* [Provided data]
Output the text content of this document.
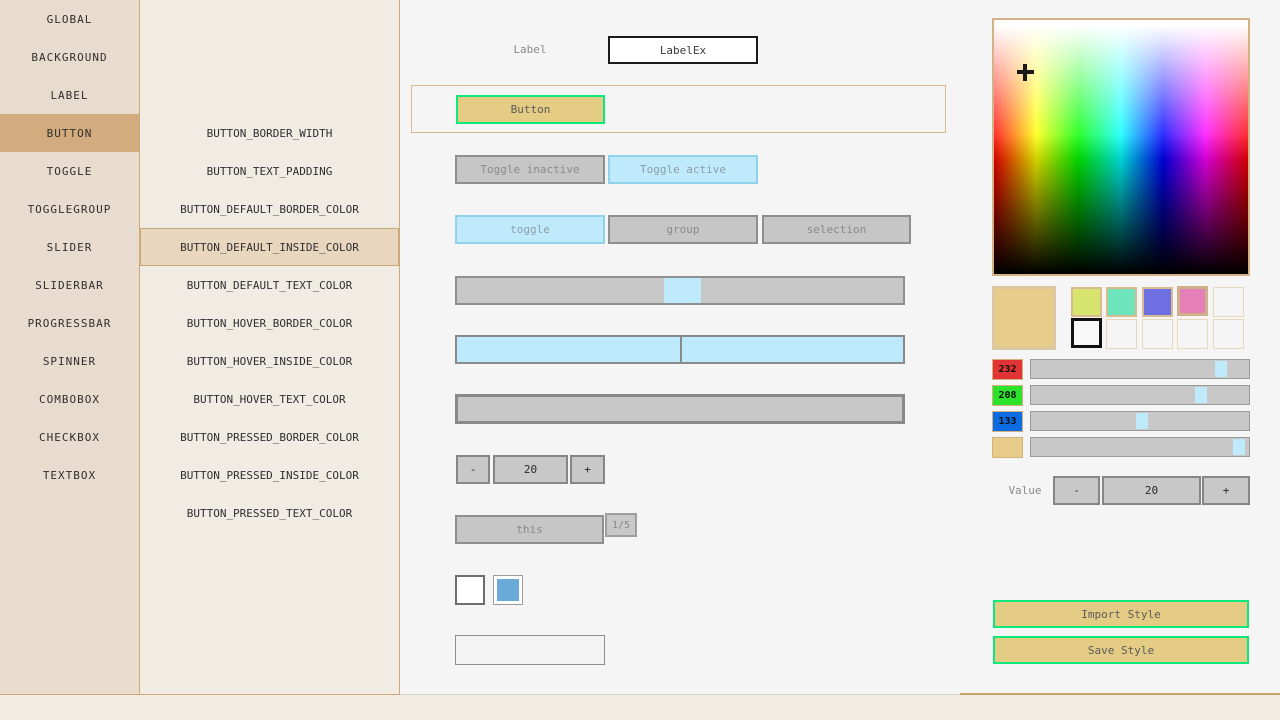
GLOBAL
BACKGROUND
LABEL
BUTTON
TOGGLE
TOGGLEGROUP
SLIDER
SLIDERBAR
PROGRESSBAR
SPINNER
COMBOBOX
CHECKBOX
TEXTBOX
BUTTON_BORDER_WIDTH
BUTTON_TEXT_PADDING
BUTTON_DEFAULT_BORDER_COLOR
BUTTON_DEFAULT_INSIDE_COLOR
BUTTON_DEFAULT_TEXT_COLOR
BUTTON_HOVER_BORDER_COLOR
BUTTON_HOVER_INSIDE_COLOR
BUTTON_HOVER_TEXT_COLOR
BUTTON_PRESSED_BORDER_COLOR
BUTTON_PRESSED_INSIDE_COLOR
BUTTON_PRESSED_TEXT_COLOR
Label	LabelEx
Button
Toggle inactive	Toggle active
toggle	group	selection
-	20	+
this	1/5
232
208
133
Value	-	20	+
Import Style
Save Style
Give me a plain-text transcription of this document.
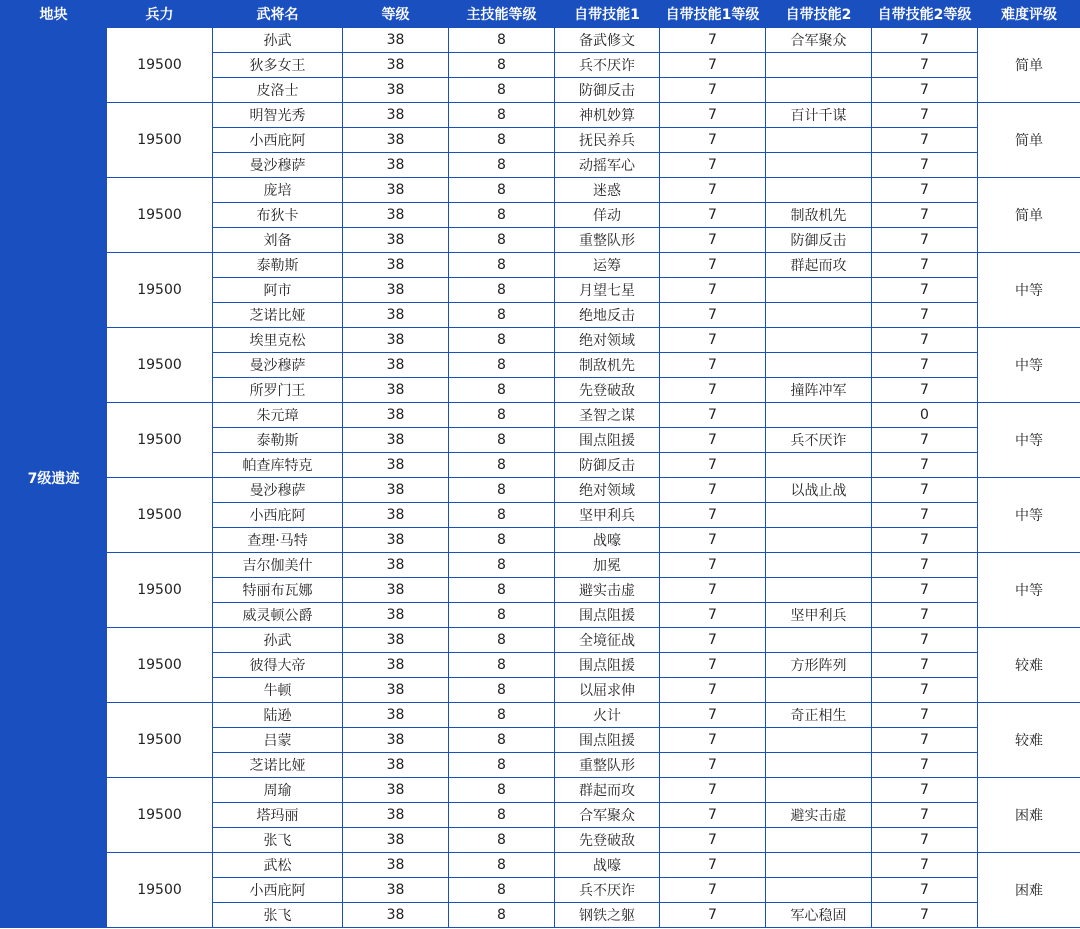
地块	兵力	武将名	等级	主技能等级	自带技能1	自带技能1等级	自带技能2	自带技能2等级	难度评级
7级遗迹	19500	孙武	38	8	备武修文	7	合军聚众	7	简单
		狄多女王	38	8	兵不厌诈	7		7	
		皮洛士	38	8	防御反击	7		7	
	19500	明智光秀	38	8	神机妙算	7	百计千谋	7	简单
		小西庇阿	38	8	抚民养兵	7		7	
		曼沙穆萨	38	8	动摇军心	7		7	
	19500	庞培	38	8	迷惑	7		7	简单
		布狄卡	38	8	佯动	7	制敌机先	7	
		刘备	38	8	重整队形	7	防御反击	7	
	19500	泰勒斯	38	8	运筹	7	群起而攻	7	中等
		阿市	38	8	月望七星	7		7	
		芝诺比娅	38	8	绝地反击	7		7	
	19500	埃里克松	38	8	绝对领域	7		7	中等
		曼沙穆萨	38	8	制敌机先	7		7	
		所罗门王	38	8	先登破敌	7	撞阵冲军	7	
	19500	朱元璋	38	8	圣智之谋	7		0	中等
		泰勒斯	38	8	围点阻援	7	兵不厌诈	7	
		帕查库特克	38	8	防御反击	7		7	
	19500	曼沙穆萨	38	8	绝对领域	7	以战止战	7	中等
		小西庇阿	38	8	坚甲利兵	7		7	
		查理·马特	38	8	战嚎	7		7	
	19500	吉尔伽美什	38	8	加冕	7		7	中等
		特丽布瓦娜	38	8	避实击虚	7		7	
		威灵顿公爵	38	8	围点阻援	7	坚甲利兵	7	
	19500	孙武	38	8	全境征战	7		7	较难
		彼得大帝	38	8	围点阻援	7	方形阵列	7	
		牛顿	38	8	以屈求伸	7		7	
	19500	陆逊	38	8	火计	7	奇正相生	7	较难
		吕蒙	38	8	围点阻援	7		7	
		芝诺比娅	38	8	重整队形	7		7	
	19500	周瑜	38	8	群起而攻	7		7	困难
		塔玛丽	38	8	合军聚众	7	避实击虚	7	
		张飞	38	8	先登破敌	7		7	
	19500	武松	38	8	战嚎	7		7	困难
		小西庇阿	38	8	兵不厌诈	7		7	
		张飞	38	8	钢铁之躯	7	军心稳固	7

* [Task to carry out] Find the lines above holding the word "小西庇阿" and show them.

* [Correct output]
		小西庇阿	38	8	抚民养兵	7		7	
		小西庇阿	38	8	坚甲利兵	7		7	
		小西庇阿	38	8	兵不厌诈	7		7	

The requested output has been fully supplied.